::: Available data

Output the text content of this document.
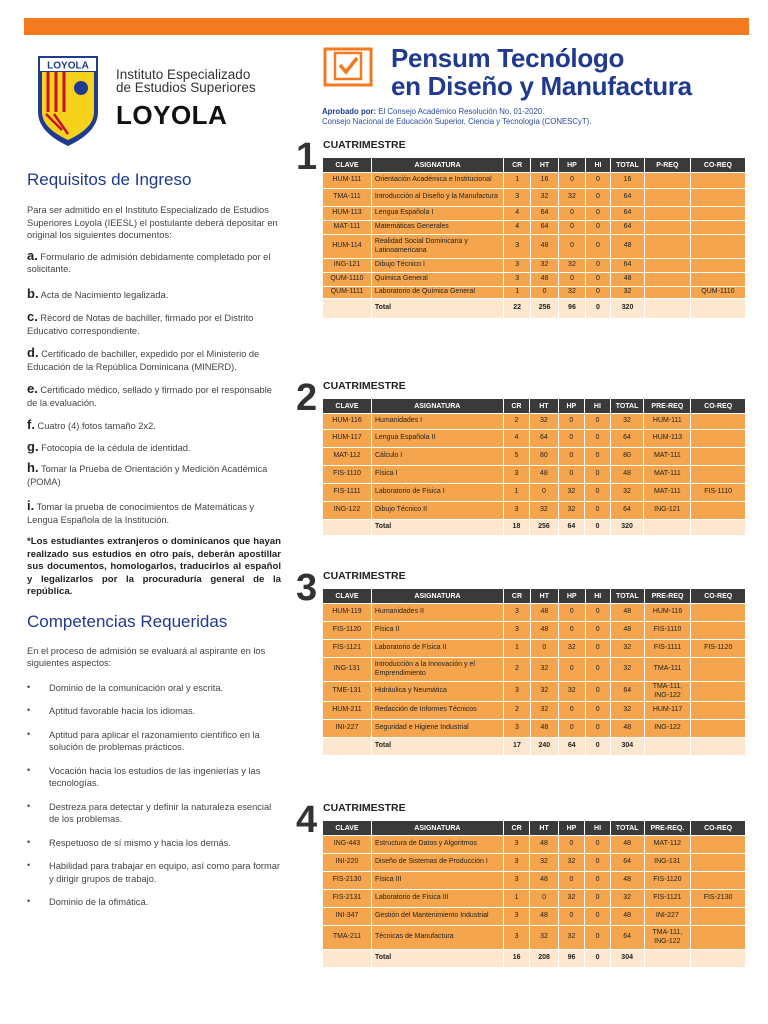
LOYOLA
Instituto Especializado
de Estudios Superiores
LOYOLA
Pensum Tecnólogo
en Diseño y Manufactura
Aprobado por: El Consejo Académico Resolución No. 01-2020.
Consejo Nacional de Educación Superior, Ciencia y Tecnología (CONESCyT).
Requisitos de Ingreso

Para ser admitido en el Instituto Especializado de Estudios Superiores Loyola (IEESL) el postulante deberá depositar en original los siguientes documentos:

a. Formulario de admisión debidamente completado por el solicitante.

b. Acta de Nacimiento legalizada.

c. Récord de Notas de bachiller, firmado por el Distrito Educativo correspondiente.

d. Certificado de bachiller, expedido por el Ministerio de Educación de la República Dominicana (MINERD).

e. Certificado médico, sellado y firmado por el responsable de la evaluación.

f. Cuatro (4) fotos tamaño 2x2.

g. Fotocopia de la cédula de identidad.

h. Tomar la Prueba de Orientación y Medición Académica (POMA)

i. Tomar la prueba de conocimientos de Matemáticas y Lengua Española de la Institución.

*Los estudiantes extranjeros o dominicanos que hayan realizado sus estudios en otro país, deberán apostillar sus documentos, homologarlos, traducirlos al español y legalizarlos por la procuraduría general de la república.

Competencias Requeridas

En el proceso de admisión se evaluará al aspirante en los siguientes aspectos:

• Dominio de la comunicación oral y escrita.

• Aptitud favorable hacia los idiomas.

• Aptitud para aplicar el razonamiento científico en la solución de problemas prácticos.

• Vocación hacia los estudios de las ingenierías y las tecnologías.

• Destreza para detectar y definir la naturaleza esencial de los problemas.

• Respetuoso de sí mismo y hacia los demás.

• Habilidad para trabajar en equipo, así como para formar y dirigir grupos de trabajo.

• Dominio de la ofimática.

1 CUATRIMESTRE
CLAVE	ASIGNATURA	CR	HT	HP	HI	TOTAL	P-REQ	CO-REQ
HUM-111	Orientación Académica e Institucional	1	16	0	0	16		
TMA-111	Introducción al Diseño y la Manufactura	3	32	32	0	64		
HUM-113	Lengua Española I	4	64	0	0	64		
MAT-111	Matemáticas Generales	4	64	0	0	64		
HUM-114	Realidad Social Dominicana y Latinoamericana	3	48	0	0	48		
ING-121	Dibujo Técnico I	3	32	32	0	64		
QUM-1110	Química General	3	48	0	0	48		
QUM-1111	Laboratorio de Química General	1	0	32	0	32		QUM-1110
	Total	22	256	96	0	320		
2 CUATRIMESTRE
CLAVE	ASIGNATURA	CR	HT	HP	HI	TOTAL	PRE-REQ	CO-REQ
HUM-116	Humanidades I	2	32	0	0	32	HUM-111	
HUM-117	Lengua Española II	4	64	0	0	64	HUM-113	
MAT-112	Cálculo I	5	80	0	0	80	MAT-111	
FIS-1110	Física I	3	48	0	0	48	MAT-111	
FIS-1111	Laboratorio de Física I	1	0	32	0	32	MAT-111	FIS-1110
ING-122	Dibujo Técnico II	3	32	32	0	64	ING-121	
	Total	18	256	64	0	320		
3 CUATRIMESTRE
CLAVE	ASIGNATURA	CR	HT	HP	HI	TOTAL	PRE-REQ	CO-REQ
HUM-119	Humanidades II	3	48	0	0	48	HUM-116	
FIS-1120	Física II	3	48	0	0	48	FIS-1110	
FIS-1121	Laboratorio de Física II	1	0	32	0	32	FIS-1111	FIS-1120
ING-131	Introducción a la Innovación y el Emprendimiento	2	32	0	0	32	TMA-111	
TME-131	Hidráulica y Neumática	3	32	32	0	64	TMA-111, ING-122	
HUM-211	Redacción de Informes Técnicos	2	32	0	0	32	HUM-117	
INI-227	Seguridad e Higiene Industrial	3	48	0	0	48	ING-122	
	Total	17	240	64	0	304		
4 CUATRIMESTRE
CLAVE	ASIGNATURA	CR	HT	HP	HI	TOTAL	PRE-REQ.	CO-REQ
ING-443	Estructura de Datos y Algoritmos	3	48	0	0	48	MAT-112	
INI-220	Diseño de Sistemas de Producción I	3	32	32	0	64	ING-131	
FIS-2130	Física III	3	48	0	0	48	FIS-1120	
FIS-2131	Laboratorio de Física III	1	0	32	0	32	FIS-1121	FIS-2130
INI-347	Gestión del Mantenimiento Industrial	3	48	0	0	48	INI-227	
TMA-211	Técnicas de Manufactura	3	32	32	0	64	TMA-111, ING-122	
	Total	16	208	96	0	304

::::::

Search the material above for "Manufactura". Pull out each line where it shows up.

en Diseño y Manufactura
TMA-111	Introducción al Diseño y la Manufactura	3	32	32	0	64		
TMA-211	Técnicas de Manufactura	3	32	32	0	64	TMA-111, ING-122	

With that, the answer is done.